> [READING PASSAGE]

_ _ _ _

Starter Code

View as Markdown

Overview

The Content Gateway Starter Code gives you a working Python server that implements the full Content Gateway protocol. Run it immediately to verify connectivity, then edit it to connect your source system.

What’s included:

FilePurpose
content_gateway.pyDemo server and integration starting point
validate.pySchema validator. Run against any live server to confirm responses conform to the Content Gateway API
requirements.txtPython dependencies (flask, requests)
.env.exampleTemplate for the environment variables you’ll need to set
openapi.jsonFull Content Gateway API spec

Prerequisites

  • Python 3.10+
  • pip
  • A publicly reachable HTTPS hosting environment (see Deployment)

What’s handled vs. what you implement

The starter code handles the full Content Gateway protocol layer. You never write that. What you own is the source layer: logic that is inherently specific to your system.

LayerWhat it coversWho writes it
ProtocolOData pagination ($skip/$top/@odata.nextLink), Bearer auth validation, error response shapesDone. Don’t touch
Rate-limit headersThe add_rate_limit_headers hook is in place, but values are commented out by defaultUncomment and wire to your real rate-limit budget when you go to production. See the Operational Guide for behavior
SourceCalling your API, field mapping, handling your authYou

Two patterns the starter code cannot pre-build for you:

  • Multi-source enumeration: most enterprise systems (SharePoint, Confluence, Google Drive, Zendesk) spread content across sites, spaces, shared drives, or brands. There is no single “list all documents” endpoint. You enumerate those containers and flatten into one stream inside fetch_files_from_source. The same applies to fetch_users_from_source and fetch_groups_from_source if your identity data spans multiple directories.

  • Permission inheritance: many systems store access rules on folders or spaces, not individual documents. You resolve the effective permissions inside fetch_permissions_for_file and return them as a flat list. If your source supports bulk ACL fetch, strongly prefer that over per-document live walks; per-file calls multiply your first-sync load by 2-4x. See the docstring on fetch_permissions_for_file for the recommended bulk-cache pattern.

_ _ _ _

> [RECORDED INFORMATION]
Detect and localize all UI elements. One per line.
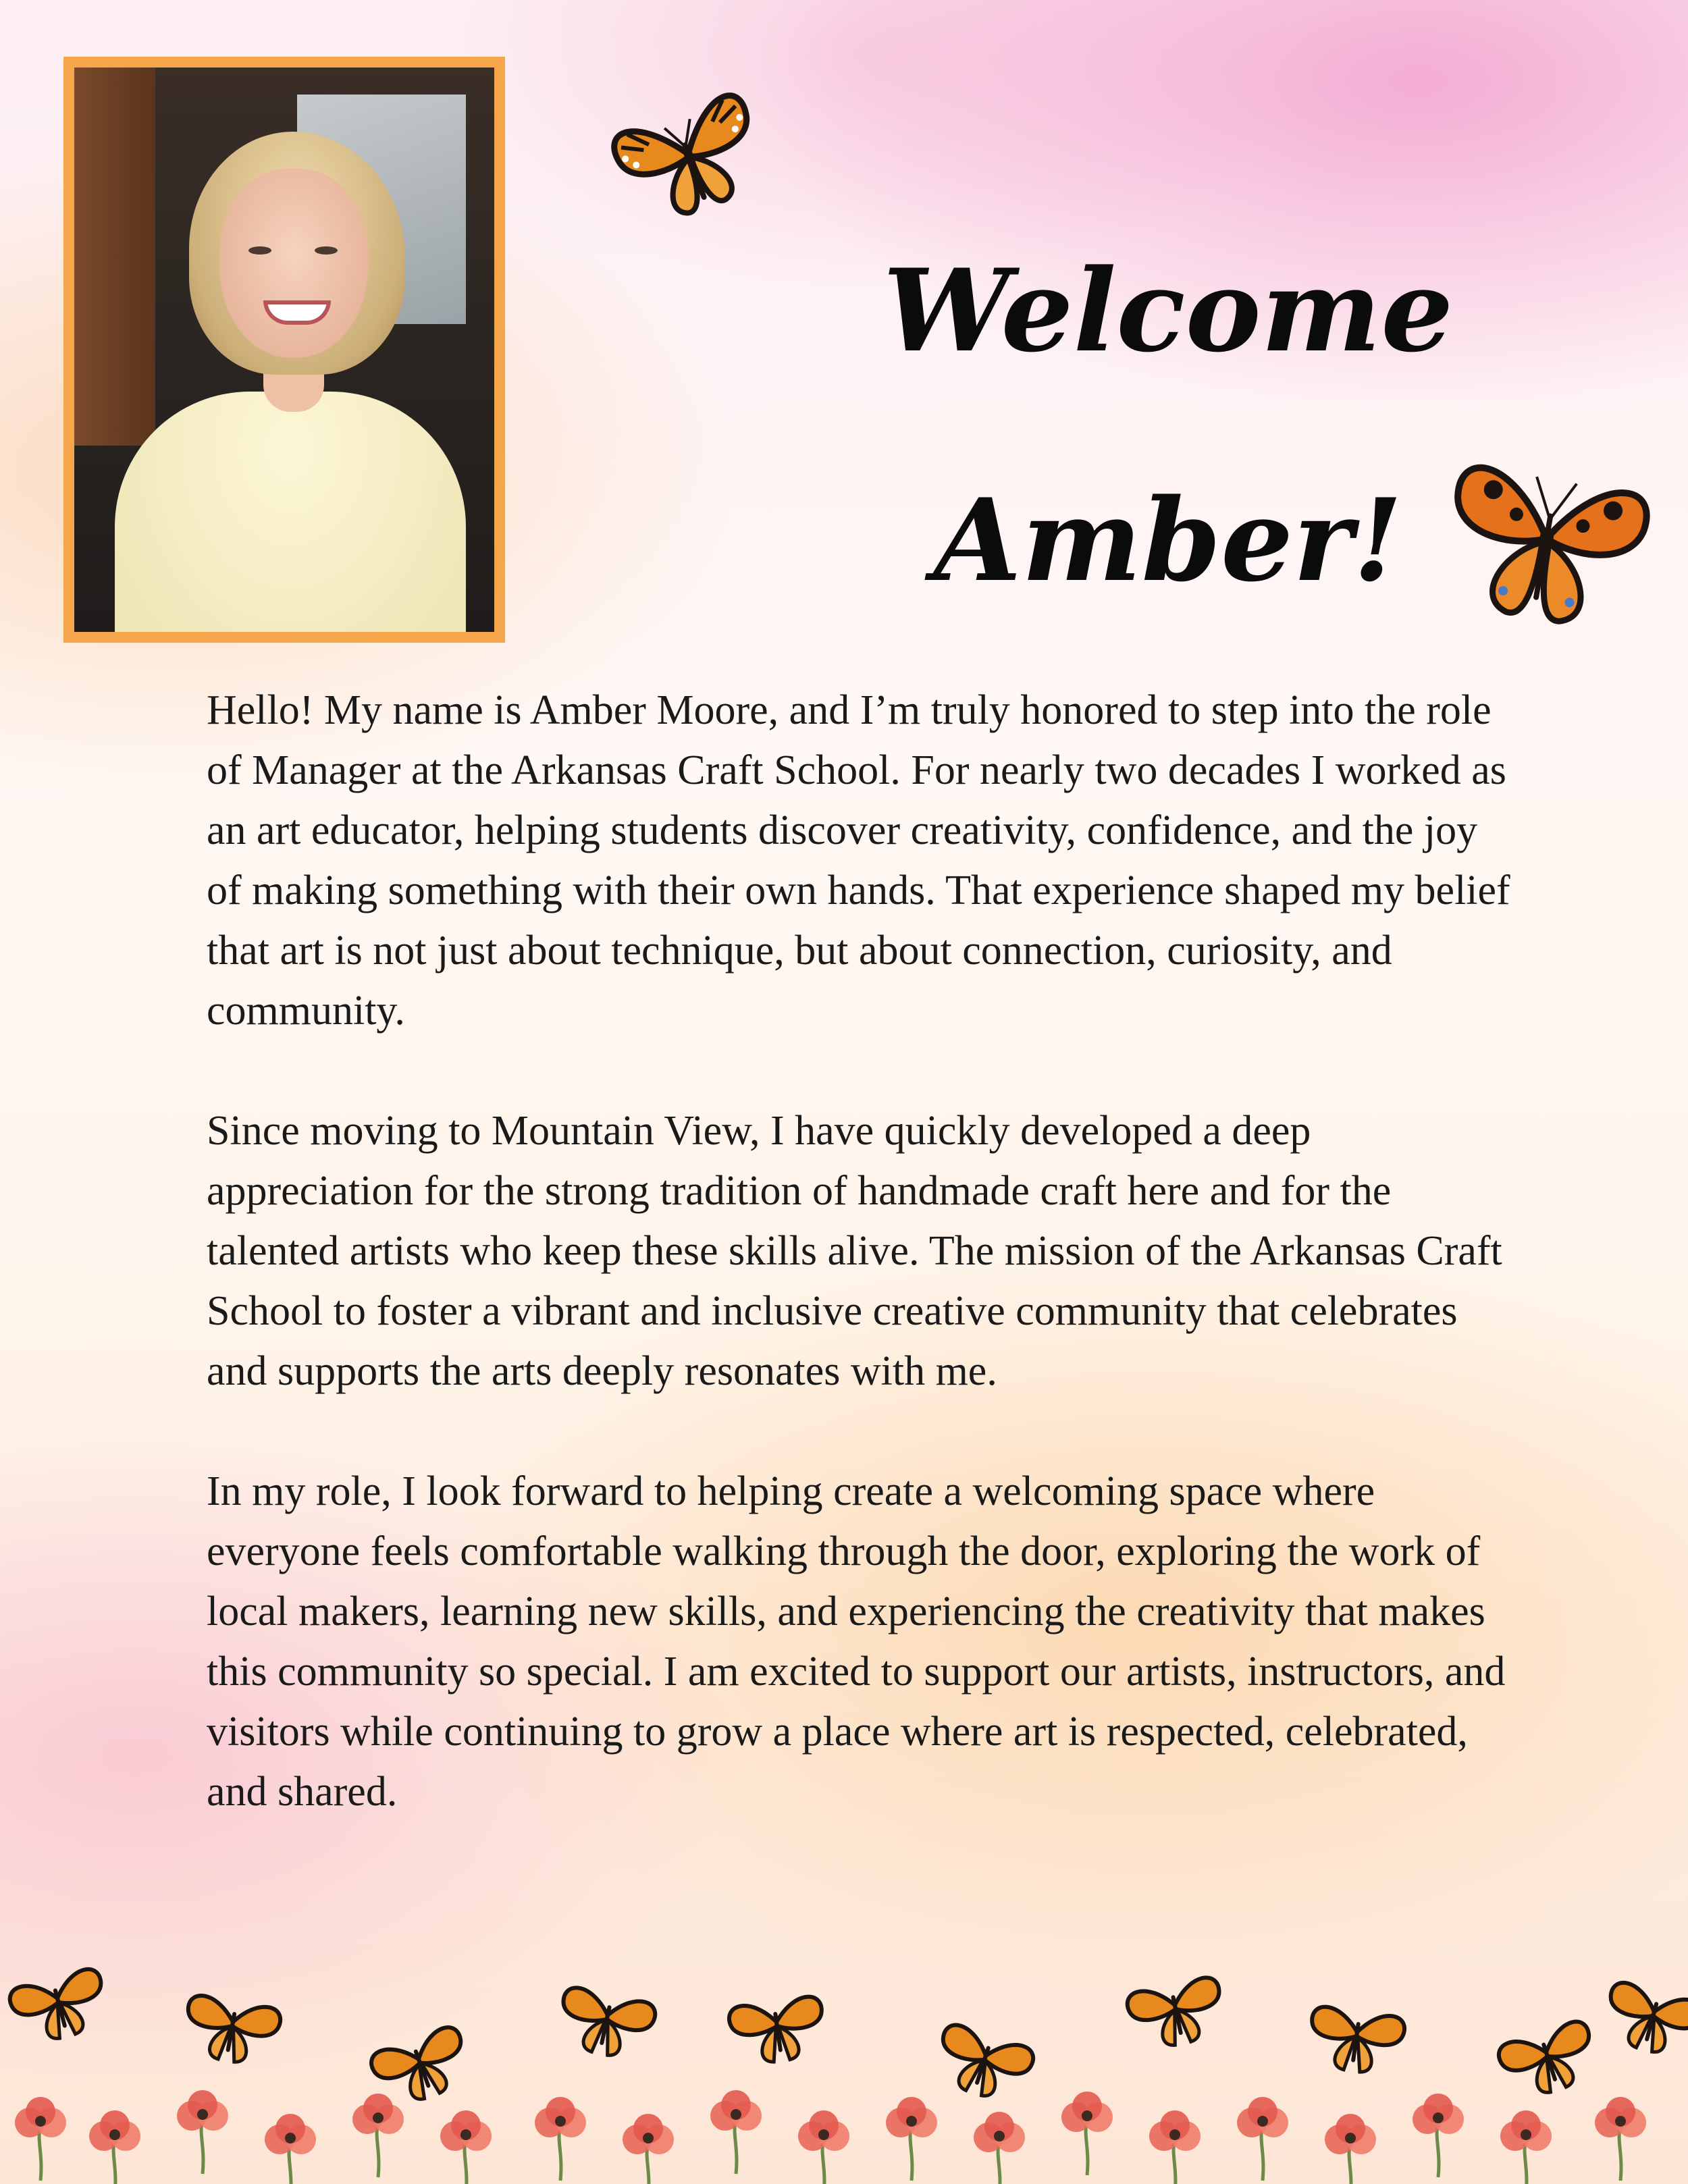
butterfly-icon: [608, 84, 770, 226]
butterfly-icon: [1431, 439, 1661, 641]
paragraph-intro: Hello! My name is Amber Moore, and I’m truly honored to step into the role of Manager at the Arkansas Craft School. For nearly two decades I worked as an art educator, helping students discover creativity, confidence, and the joy of making something with their own hands. That experience shaped my belief that art is not just about technique, but about connection, curiosity, and community.: [207, 687, 1510, 1034]
floral-butterfly-border: [0, 1958, 1688, 2184]
butterfly-row: [7, 1967, 1688, 2112]
page-title: [797, 196, 1539, 655]
portrait-photo: [74, 68, 494, 632]
paragraph-role: In my role, I look forward to helping create a welcoming space where everyone feels comfortable walking through the door, exploring the work of local makers, learning new skills, and experiencing the creativity that makes this community so special. I am excited to support our artists, instructors, and visitors while continuing to grow a place where art is respected, celebrated, and shared.: [207, 1468, 1506, 1815]
paragraph-mountain-view: Since moving to Mountain View, I have quickly developed a deep appreciation for the strong tradition of handmade craft here and for the talented artists who keep these skills alive. The mission of the Arkansas Craft School to foster a vibrant and inclusive creative community that celebrates and supports the arts deeply resonates with me.: [207, 1108, 1502, 1394]
flower-row: [15, 2090, 1646, 2184]
title-line-1: Welcome: [882, 244, 1454, 377]
title-line-2: Amber!: [933, 473, 1403, 607]
body-text: [207, 681, 1516, 1882]
portrait-frame: [63, 57, 505, 643]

_ _ _ _

> [SET EXERCISE A] In the Content Gateway starter code page, which Python dependencies does requirements.txt contain?
> [SET EXERCISE B] Resume the Content Gateway starter code page, starting after its final sentence.
The entries have no connection to the Content Gateway starter code page.

> [RESPONSE A] Flask and requests.

> [RESPONSE B]
Each source function in the file has a docstring that explains which of these applies and what to do about it. For the access-control model itself (ReBAC graph traversal, the {type: GROUP, id: "*"} wildcard requirement, VIEW-only action), see How Permissions Work.


Step 1: Verify connectivity with the demo server

Before connecting your real source system, confirm that Moveworks can reach your gateway at all. The base content_gateway.py returns built-in sample data with no external dependencies.

$# Clone the repo
$git clone https://github.com/moveworks/gateway.git
$cd gateway/starter-code
$
$# Install dependencies
$pip install -r requirements.txt
$
$# Generate a gateway API key (save this. You'll need it in Moveworks Setup)
>python -c "import secrets; print(secrets.token_hex(32))"
>
># Start the server
>GATEWAY_API_KEY=<your-generated-key> python content_gateway.py

The server starts on port 5001. Before exposing it to Moveworks, validate that all endpoints are returning the correct shape:

$GATEWAY_API_KEY=<your-generated-key> python validate.py --rebac

See Verifying Your Build for a full explanation of what the validator checks. Once all checks pass, expose the server over HTTPS (see Deployment) and follow the Connecting Your Gateway to Moveworks guide. If that succeeds, proceed to Step 2.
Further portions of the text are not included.